=== Exercise text ===

Live album by Cecil Taylor
- Released: 2022
- Recorded: November 4, 1973
- Venue: Town Hall, New York City
- Genre: Free jazz
- Length: 1:46:21
- Label: Oblivion Records OD-8

= The Complete, Legendary, Live Return Concert =

The Complete, Legendary, Live Return Concert is a live album by Cecil Taylor recorded at Town Hall in New York City on November 4, 1973, and released in digital format in 2022 by Oblivion Records. On the album, Taylor is joined by saxophonist Jimmy Lyons, bassist Sirone, and drummer Andrew Cyrille.

The album documents an event billed as Taylor's "return" to New York City following a period of several years spent teaching at the University of Wisconsin and Antioch College. "Spring of Two Blue-J's" parts 1 and 2 were originally released as an LP in 1974 by Taylor's Unit Core label in limited quantities, and were reissued in 2021 by Oblivion Records. "Autumn/Parade" was previously unreleased, as its length (88 minutes) prevented it from being considered as a commercially viable issue.

The music was recorded by Fred Seibert, one of the founders of Oblivion Records, who was a Columbia University student at the time, and who used borrowed equipment for the recording. He recalled: "I felt like I was under Niagara Falls with every sound coming at me from 360 degrees and fighting for space in my head." Seibert elected to release the album in digital format in order to avoid the physical limitations of CDs and LPs, and to bypass the difficulties associated with traditional album distribution.

==Reception==

In an article for The New York Times, Alan Scherstuhl called the album "exhilarating," and commented: "the music gushes as if it were an uncapped fireplug... the relentless 88-minute track 'Autumn/Parade' catches the inexhaustible Cecil Taylor Unit in the grip of one revelation after another, playing free jazz... in the purest definition of free... what's most immediately striking on the new release is the Unit's restless, driving polyrhythms, pulsing clots of tones and beats."

Writing for The Wall Street Journal, Martin Johnson noted that the album "showcases a master reaching his peak. Taylor's music doesn't aim to entertain its listeners; it seeks to excite or even exhilarate them. It requires devoted attention, however, lest one get lost in the overwhelming cascades of sound." Johnson described "Autumn/Parade" as "a stunner," and "one of the most remarkable performances of his band... it displays Taylor's distinctive approach coming to fruition."

In a review for DownBeat, Martin Longley wrote: "The Unit produces a rush of highly defined kinetic energy that doesn't let up, mostly careening, but also teeming with precise detail. The rapport between Taylor and Lyons is particularly stunning, as they both contort, entwine and pull apart, their convergence often sounding like radical examples of happenstance."

Thom Jurek, in an article for AllMusic, stated: "The Cecil Taylor Unit performed that evening as if they had broken through all bonds of time and space, abandoning all notions of time keeping... The Complete, Legendary, Live Return Concert offers a staggering aural portrait of Taylor embracing the full dictates of the artistic freedom he would go on to display in so many different settings for the rest of his life, in stellar sound quality... this offering showcases the hyper dimensionality of Taylor's music and his quartet's potential for extending it... a must for any Taylor fan."

===

Task requirements
Copy the passage of the Cecil Taylor album article word for word, starting with "The Complete, Legendary, Live Return Concert is" and going on through "commercially viable issue.".

=== Information provided ===

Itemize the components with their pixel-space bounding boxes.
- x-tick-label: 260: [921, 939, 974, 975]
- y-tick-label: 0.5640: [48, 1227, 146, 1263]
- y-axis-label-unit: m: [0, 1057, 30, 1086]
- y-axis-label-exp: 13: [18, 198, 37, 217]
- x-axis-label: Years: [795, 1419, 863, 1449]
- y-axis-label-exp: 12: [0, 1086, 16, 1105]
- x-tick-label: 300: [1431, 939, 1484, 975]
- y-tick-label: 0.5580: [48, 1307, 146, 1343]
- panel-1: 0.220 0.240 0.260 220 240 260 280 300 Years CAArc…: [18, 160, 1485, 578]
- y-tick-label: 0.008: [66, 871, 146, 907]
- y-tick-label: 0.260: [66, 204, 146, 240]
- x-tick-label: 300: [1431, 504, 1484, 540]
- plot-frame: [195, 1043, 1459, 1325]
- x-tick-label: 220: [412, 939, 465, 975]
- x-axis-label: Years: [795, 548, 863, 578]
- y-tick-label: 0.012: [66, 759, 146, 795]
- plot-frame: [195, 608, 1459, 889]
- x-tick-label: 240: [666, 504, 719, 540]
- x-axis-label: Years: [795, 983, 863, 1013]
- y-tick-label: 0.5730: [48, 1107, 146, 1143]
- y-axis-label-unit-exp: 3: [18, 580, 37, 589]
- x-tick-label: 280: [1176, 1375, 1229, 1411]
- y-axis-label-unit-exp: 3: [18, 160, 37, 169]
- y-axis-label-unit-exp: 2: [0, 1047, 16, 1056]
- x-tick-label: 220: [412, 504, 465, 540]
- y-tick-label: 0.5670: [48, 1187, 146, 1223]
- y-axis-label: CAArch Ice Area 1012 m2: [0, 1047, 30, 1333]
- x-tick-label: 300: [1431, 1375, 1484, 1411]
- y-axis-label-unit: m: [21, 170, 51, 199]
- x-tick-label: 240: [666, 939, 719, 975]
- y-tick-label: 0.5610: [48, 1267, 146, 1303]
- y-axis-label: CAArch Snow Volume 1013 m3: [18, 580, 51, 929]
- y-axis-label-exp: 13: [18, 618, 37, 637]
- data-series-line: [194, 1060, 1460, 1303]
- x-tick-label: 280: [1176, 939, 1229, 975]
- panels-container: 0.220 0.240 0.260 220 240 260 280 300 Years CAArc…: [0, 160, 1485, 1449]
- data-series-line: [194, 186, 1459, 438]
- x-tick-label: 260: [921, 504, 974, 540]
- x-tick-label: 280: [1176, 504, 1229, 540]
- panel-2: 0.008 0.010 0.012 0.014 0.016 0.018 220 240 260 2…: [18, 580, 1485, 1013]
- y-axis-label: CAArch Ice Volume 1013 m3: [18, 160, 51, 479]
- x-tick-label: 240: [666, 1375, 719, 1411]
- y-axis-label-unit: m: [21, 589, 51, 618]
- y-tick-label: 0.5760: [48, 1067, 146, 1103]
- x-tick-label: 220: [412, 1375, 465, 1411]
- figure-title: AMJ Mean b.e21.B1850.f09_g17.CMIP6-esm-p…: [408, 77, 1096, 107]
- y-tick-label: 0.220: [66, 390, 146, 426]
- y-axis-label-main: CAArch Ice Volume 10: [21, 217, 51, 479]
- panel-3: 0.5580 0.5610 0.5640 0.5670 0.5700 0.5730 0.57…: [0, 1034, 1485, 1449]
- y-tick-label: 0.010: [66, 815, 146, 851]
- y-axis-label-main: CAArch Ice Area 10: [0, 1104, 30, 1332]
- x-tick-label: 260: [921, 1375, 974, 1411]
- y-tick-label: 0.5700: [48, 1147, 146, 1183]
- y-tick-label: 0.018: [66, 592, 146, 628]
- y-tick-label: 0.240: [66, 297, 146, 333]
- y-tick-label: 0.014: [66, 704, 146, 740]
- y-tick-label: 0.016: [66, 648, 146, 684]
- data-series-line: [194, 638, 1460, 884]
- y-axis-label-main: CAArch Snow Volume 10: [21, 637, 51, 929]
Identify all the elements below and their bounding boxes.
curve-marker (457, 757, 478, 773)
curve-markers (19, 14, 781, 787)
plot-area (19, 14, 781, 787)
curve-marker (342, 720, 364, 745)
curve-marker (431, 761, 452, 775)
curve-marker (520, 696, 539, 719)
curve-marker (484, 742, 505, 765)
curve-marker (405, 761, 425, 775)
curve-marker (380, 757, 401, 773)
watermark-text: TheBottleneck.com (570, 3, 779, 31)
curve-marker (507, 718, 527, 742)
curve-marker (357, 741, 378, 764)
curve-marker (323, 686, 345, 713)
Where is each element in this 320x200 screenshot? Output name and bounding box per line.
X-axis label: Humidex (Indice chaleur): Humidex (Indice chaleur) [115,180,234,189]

===

Written solution
The Complete, Legendary, Live Return Concert is a live album by Cecil Taylor recorded at Town Hall in New York City on November 4, 1973, and released in digital format in 2022 by Oblivion Records. On the album, Taylor is joined by saxophonist Jimmy Lyons, bassist Sirone, and drummer Andrew Cyrille.

The album documents an event billed as Taylor's "return" to New York City following a period of several years spent teaching at the University of Wisconsin and Antioch College. "Spring of Two Blue-J's" parts 1 and 2 were originally released as an LP in 1974 by Taylor's Unit Core label in limited quantities, and were reissued in 2021 by Oblivion Records. "Autumn/Parade" was previously unreleased, as its length (88 minutes) prevented it from being considered as a commercially viable issue.